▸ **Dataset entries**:
- - - - -

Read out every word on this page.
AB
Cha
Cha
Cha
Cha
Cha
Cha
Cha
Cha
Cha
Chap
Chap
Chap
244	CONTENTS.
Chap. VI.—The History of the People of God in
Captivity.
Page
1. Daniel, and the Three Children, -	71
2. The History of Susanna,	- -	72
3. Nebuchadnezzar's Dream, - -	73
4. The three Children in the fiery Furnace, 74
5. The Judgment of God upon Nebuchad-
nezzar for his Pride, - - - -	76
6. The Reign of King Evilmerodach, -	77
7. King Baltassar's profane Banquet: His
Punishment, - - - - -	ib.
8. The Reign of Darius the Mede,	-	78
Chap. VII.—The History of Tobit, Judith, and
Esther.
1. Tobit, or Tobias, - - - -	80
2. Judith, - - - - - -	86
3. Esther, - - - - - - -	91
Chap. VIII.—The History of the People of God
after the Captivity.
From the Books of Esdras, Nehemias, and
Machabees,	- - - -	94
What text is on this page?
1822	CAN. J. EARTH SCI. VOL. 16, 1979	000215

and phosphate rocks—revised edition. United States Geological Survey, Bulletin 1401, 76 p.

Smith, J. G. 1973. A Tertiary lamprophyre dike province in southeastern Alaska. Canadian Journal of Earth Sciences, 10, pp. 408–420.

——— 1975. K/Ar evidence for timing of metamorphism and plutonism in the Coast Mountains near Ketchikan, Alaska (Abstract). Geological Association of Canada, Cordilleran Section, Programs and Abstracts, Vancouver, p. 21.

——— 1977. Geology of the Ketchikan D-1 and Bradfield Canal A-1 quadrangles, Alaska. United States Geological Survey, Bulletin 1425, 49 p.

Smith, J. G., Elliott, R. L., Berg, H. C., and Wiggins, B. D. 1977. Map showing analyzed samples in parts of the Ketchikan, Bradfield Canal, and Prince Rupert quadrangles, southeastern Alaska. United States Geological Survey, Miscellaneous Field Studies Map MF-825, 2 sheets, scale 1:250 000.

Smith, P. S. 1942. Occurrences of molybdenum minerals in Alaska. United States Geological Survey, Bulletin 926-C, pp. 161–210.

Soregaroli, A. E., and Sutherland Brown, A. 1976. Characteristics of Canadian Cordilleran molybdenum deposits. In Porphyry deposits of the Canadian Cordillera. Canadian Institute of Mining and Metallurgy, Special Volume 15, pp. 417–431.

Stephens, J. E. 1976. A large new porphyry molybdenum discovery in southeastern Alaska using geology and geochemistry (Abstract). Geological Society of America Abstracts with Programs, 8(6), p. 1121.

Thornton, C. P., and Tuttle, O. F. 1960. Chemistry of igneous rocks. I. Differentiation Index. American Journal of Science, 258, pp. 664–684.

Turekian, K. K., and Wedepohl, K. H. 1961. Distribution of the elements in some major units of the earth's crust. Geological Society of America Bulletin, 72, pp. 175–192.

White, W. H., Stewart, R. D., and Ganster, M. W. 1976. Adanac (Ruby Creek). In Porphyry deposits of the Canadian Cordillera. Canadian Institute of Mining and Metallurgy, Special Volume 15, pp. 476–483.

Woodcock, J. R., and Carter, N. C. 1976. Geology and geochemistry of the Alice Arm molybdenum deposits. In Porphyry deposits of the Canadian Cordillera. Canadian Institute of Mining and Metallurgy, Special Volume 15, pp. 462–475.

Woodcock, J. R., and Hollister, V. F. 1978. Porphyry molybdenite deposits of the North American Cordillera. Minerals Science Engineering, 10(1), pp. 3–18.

- - - - -

▸ **Brief**: Each line containing the word "Woodcock" counts once; report the total alone.

▸ **Answer**: 2